* **Goal**:
Copy out all lines of the records in which the word "this" appears.
++++ Entries supplied ++++
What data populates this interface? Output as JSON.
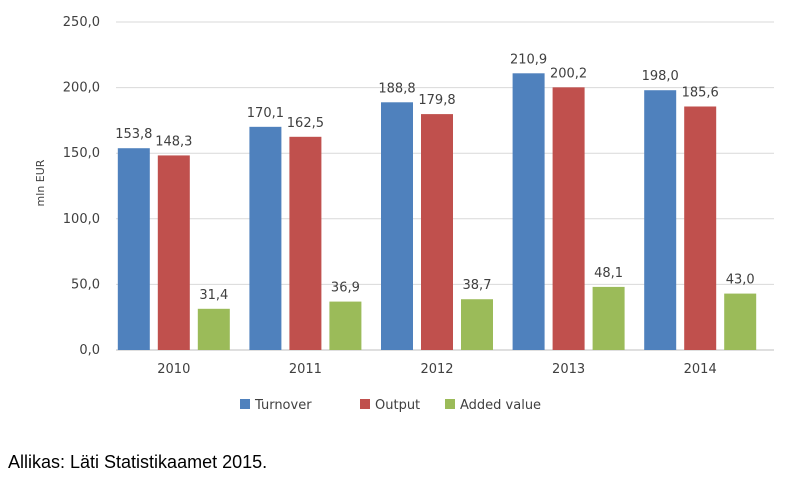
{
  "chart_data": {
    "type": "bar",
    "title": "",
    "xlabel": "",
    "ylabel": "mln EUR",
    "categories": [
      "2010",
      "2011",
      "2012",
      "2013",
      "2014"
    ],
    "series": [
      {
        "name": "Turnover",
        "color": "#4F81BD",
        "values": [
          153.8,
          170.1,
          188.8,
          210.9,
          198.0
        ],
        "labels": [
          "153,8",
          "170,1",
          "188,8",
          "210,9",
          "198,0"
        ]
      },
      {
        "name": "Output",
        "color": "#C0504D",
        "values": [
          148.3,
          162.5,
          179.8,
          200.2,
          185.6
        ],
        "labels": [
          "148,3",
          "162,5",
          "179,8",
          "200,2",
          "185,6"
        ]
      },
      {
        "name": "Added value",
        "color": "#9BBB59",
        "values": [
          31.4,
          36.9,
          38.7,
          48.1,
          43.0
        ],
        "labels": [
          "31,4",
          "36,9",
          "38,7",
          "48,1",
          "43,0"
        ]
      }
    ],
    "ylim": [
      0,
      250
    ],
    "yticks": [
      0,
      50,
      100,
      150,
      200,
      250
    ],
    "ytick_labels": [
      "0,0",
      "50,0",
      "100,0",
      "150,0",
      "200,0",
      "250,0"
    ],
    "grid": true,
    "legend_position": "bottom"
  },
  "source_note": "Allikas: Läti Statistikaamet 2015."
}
++++
++++ Entries supplied ++++
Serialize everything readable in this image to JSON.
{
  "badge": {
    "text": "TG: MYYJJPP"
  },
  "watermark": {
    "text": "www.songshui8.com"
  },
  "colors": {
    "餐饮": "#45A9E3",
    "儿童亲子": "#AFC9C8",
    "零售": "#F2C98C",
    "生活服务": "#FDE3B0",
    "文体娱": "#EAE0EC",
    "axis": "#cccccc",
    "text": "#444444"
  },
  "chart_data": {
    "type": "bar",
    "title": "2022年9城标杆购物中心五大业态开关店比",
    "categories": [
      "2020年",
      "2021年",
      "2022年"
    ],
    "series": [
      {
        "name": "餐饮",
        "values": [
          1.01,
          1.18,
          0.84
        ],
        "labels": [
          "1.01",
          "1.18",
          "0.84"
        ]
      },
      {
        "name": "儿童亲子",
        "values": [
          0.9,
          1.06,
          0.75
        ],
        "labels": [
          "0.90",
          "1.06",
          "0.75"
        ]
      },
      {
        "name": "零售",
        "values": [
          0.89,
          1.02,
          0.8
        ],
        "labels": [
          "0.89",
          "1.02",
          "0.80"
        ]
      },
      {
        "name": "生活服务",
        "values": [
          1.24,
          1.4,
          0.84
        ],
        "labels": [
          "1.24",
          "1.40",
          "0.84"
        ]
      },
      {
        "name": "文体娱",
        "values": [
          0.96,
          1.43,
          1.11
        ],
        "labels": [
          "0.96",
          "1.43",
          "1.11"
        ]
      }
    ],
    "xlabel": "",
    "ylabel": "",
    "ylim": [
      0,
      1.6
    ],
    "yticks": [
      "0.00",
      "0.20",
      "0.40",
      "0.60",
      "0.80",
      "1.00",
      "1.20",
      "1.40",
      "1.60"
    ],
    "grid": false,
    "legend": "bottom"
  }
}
++++
* **Response below**:
What data populates this interface? Output as JSON.
Serialize everything readable in this image to JSON.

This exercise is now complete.